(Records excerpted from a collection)
━━━━━━━━━━━━━━━━━━━━

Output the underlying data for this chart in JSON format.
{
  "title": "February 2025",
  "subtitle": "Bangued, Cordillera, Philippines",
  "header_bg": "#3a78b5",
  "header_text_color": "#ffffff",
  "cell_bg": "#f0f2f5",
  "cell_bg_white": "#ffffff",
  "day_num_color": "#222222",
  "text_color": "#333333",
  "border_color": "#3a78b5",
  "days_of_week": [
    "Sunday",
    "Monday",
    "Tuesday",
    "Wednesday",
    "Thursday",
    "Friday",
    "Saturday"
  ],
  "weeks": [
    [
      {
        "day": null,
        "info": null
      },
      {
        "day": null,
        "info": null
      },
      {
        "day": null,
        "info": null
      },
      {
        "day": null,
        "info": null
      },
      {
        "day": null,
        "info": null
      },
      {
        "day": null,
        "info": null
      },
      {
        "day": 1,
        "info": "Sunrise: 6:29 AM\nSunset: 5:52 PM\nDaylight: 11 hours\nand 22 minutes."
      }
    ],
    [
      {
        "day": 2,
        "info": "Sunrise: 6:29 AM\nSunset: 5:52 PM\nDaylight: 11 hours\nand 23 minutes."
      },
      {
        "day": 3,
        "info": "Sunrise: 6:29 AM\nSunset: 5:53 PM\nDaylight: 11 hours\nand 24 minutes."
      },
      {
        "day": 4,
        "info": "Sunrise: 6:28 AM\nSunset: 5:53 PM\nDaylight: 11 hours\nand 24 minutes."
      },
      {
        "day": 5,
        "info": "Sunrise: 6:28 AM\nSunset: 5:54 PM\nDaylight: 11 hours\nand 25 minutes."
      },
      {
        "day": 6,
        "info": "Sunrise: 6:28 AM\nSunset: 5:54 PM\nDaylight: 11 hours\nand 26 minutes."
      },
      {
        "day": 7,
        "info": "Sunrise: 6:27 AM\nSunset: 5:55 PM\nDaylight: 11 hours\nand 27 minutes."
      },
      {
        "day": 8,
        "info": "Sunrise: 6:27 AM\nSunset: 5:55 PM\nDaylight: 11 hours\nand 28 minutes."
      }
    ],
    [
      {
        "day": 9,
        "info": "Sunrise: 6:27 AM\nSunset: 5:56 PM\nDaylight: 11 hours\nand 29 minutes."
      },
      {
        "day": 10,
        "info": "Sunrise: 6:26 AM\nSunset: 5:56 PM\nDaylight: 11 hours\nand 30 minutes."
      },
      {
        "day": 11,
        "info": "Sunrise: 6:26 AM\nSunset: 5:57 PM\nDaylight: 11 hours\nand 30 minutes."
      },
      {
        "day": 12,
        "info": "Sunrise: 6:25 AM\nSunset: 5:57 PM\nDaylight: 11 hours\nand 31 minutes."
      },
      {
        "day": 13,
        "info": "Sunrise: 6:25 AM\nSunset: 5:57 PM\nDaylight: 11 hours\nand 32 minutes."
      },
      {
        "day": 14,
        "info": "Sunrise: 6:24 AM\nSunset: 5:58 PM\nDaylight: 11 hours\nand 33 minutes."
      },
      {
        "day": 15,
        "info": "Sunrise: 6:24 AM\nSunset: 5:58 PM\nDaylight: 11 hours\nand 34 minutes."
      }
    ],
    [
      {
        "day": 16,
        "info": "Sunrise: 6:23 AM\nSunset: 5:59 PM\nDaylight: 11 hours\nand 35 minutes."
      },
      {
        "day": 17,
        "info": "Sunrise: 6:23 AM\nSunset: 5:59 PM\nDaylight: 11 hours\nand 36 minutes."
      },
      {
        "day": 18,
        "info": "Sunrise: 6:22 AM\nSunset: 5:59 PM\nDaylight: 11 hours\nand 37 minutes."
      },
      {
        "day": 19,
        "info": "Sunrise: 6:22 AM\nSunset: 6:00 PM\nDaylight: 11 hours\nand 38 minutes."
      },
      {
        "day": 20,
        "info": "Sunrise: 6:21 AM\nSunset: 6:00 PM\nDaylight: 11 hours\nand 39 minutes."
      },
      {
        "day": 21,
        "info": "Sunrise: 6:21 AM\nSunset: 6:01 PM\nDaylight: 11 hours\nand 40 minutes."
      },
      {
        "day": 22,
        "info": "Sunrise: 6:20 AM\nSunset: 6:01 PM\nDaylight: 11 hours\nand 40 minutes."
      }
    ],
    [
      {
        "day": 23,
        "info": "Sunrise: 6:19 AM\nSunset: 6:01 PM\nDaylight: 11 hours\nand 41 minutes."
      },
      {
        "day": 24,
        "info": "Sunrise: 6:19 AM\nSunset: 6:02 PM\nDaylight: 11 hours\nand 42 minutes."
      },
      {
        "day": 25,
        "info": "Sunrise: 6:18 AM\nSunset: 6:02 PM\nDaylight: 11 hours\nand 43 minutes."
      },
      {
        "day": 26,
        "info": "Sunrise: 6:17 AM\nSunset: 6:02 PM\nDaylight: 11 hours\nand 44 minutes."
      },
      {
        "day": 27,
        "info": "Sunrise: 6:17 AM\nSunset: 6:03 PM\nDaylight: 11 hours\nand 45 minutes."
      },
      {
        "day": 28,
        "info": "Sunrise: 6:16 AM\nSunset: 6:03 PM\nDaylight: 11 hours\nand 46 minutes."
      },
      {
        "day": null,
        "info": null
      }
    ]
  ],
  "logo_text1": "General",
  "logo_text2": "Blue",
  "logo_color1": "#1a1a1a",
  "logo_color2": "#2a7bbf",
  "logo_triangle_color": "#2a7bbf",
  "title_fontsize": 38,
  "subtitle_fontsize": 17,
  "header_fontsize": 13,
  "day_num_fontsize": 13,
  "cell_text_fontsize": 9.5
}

━━━━━━━━━━━━━━━━━━━━

Reproduce all of the data exactly as given.

__Reply to the task__.
Output the underlying data for this chart in JSON format.
{
  "title": "February 2025",
  "subtitle": "Bangued, Cordillera, Philippines",
  "header_bg": "#3a78b5",
  "header_text_color": "#ffffff",
  "cell_bg": "#f0f2f5",
  "cell_bg_white": "#ffffff",
  "day_num_color": "#222222",
  "text_color": "#333333",
  "border_color": "#3a78b5",
  "days_of_week": [
    "Sunday",
    "Monday",
    "Tuesday",
    "Wednesday",
    "Thursday",
    "Friday",
    "Saturday"
  ],
  "weeks": [
    [
      {
        "day": null,
        "info": null
      },
      {
        "day": null,
        "info": null
      },
      {
        "day": null,
        "info": null
      },
      {
        "day": null,
        "info": null
      },
      {
        "day": null,
        "info": null
      },
      {
        "day": null,
        "info": null
      },
      {
        "day": 1,
        "info": "Sunrise: 6:29 AM\nSunset: 5:52 PM\nDaylight: 11 hours\nand 22 minutes."
      }
    ],
    [
      {
        "day": 2,
        "info": "Sunrise: 6:29 AM\nSunset: 5:52 PM\nDaylight: 11 hours\nand 23 minutes."
      },
      {
        "day": 3,
        "info": "Sunrise: 6:29 AM\nSunset: 5:53 PM\nDaylight: 11 hours\nand 24 minutes."
      },
      {
        "day": 4,
        "info": "Sunrise: 6:28 AM\nSunset: 5:53 PM\nDaylight: 11 hours\nand 24 minutes."
      },
      {
        "day": 5,
        "info": "Sunrise: 6:28 AM\nSunset: 5:54 PM\nDaylight: 11 hours\nand 25 minutes."
      },
      {
        "day": 6,
        "info": "Sunrise: 6:28 AM\nSunset: 5:54 PM\nDaylight: 11 hours\nand 26 minutes."
      },
      {
        "day": 7,
        "info": "Sunrise: 6:27 AM\nSunset: 5:55 PM\nDaylight: 11 hours\nand 27 minutes."
      },
      {
        "day": 8,
        "info": "Sunrise: 6:27 AM\nSunset: 5:55 PM\nDaylight: 11 hours\nand 28 minutes."
      }
    ],
    [
      {
        "day": 9,
        "info": "Sunrise: 6:27 AM\nSunset: 5:56 PM\nDaylight: 11 hours\nand 29 minutes."
      },
      {
        "day": 10,
        "info": "Sunrise: 6:26 AM\nSunset: 5:56 PM\nDaylight: 11 hours\nand 30 minutes."
      },
      {
        "day": 11,
        "info": "Sunrise: 6:26 AM\nSunset: 5:57 PM\nDaylight: 11 hours\nand 30 minutes."
      },
      {
        "day": 12,
        "info": "Sunrise: 6:25 AM\nSunset: 5:57 PM\nDaylight: 11 hours\nand 31 minutes."
      },
      {
        "day": 13,
        "info": "Sunrise: 6:25 AM\nSunset: 5:57 PM\nDaylight: 11 hours\nand 32 minutes."
      },
      {
        "day": 14,
        "info": "Sunrise: 6:24 AM\nSunset: 5:58 PM\nDaylight: 11 hours\nand 33 minutes."
      },
      {
        "day": 15,
        "info": "Sunrise: 6:24 AM\nSunset: 5:58 PM\nDaylight: 11 hours\nand 34 minutes."
      }
    ],
    [
      {
        "day": 16,
        "info": "Sunrise: 6:23 AM\nSunset: 5:59 PM\nDaylight: 11 hours\nand 35 minutes."
      },
      {
        "day": 17,
        "info": "Sunrise: 6:23 AM\nSunset: 5:59 PM\nDaylight: 11 hours\nand 36 minutes."
      },
      {
        "day": 18,
        "info": "Sunrise: 6:22 AM\nSunset: 5:59 PM\nDaylight: 11 hours\nand 37 minutes."
      },
      {
        "day": 19,
        "info": "Sunrise: 6:22 AM\nSunset: 6:00 PM\nDaylight: 11 hours\nand 38 minutes."
      },
      {
        "day": 20,
        "info": "Sunrise: 6:21 AM\nSunset: 6:00 PM\nDaylight: 11 hours\nand 39 minutes."
      },
      {
        "day": 21,
        "info": "Sunrise: 6:21 AM\nSunset: 6:01 PM\nDaylight: 11 hours\nand 40 minutes."
      },
      {
        "day": 22,
        "info": "Sunrise: 6:20 AM\nSunset: 6:01 PM\nDaylight: 11 hours\nand 40 minutes."
      }
    ],
    [
      {
        "day": 23,
        "info": "Sunrise: 6:19 AM\nSunset: 6:01 PM\nDaylight: 11 hours\nand 41 minutes."
      },
      {
        "day": 24,
        "info": "Sunrise: 6:19 AM\nSunset: 6:02 PM\nDaylight: 11 hours\nand 42 minutes."
      },
      {
        "day": 25,
        "info": "Sunrise: 6:18 AM\nSunset: 6:02 PM\nDaylight: 11 hours\nand 43 minutes."
      },
      {
        "day": 26,
        "info": "Sunrise: 6:17 AM\nSunset: 6:02 PM\nDaylight: 11 hours\nand 44 minutes."
      },
      {
        "day": 27,
        "info": "Sunrise: 6:17 AM\nSunset: 6:03 PM\nDaylight: 11 hours\nand 45 minutes."
      },
      {
        "day": 28,
        "info": "Sunrise: 6:16 AM\nSunset: 6:03 PM\nDaylight: 11 hours\nand 46 minutes."
      },
      {
        "day": null,
        "info": null
      }
    ]
  ],
  "logo_text1": "General",
  "logo_text2": "Blue",
  "logo_color1": "#1a1a1a",
  "logo_color2": "#2a7bbf",
  "logo_triangle_color": "#2a7bbf",
  "title_fontsize": 38,
  "subtitle_fontsize": 17,
  "header_fontsize": 13,
  "day_num_fontsize": 13,
  "cell_text_fontsize": 9.5
}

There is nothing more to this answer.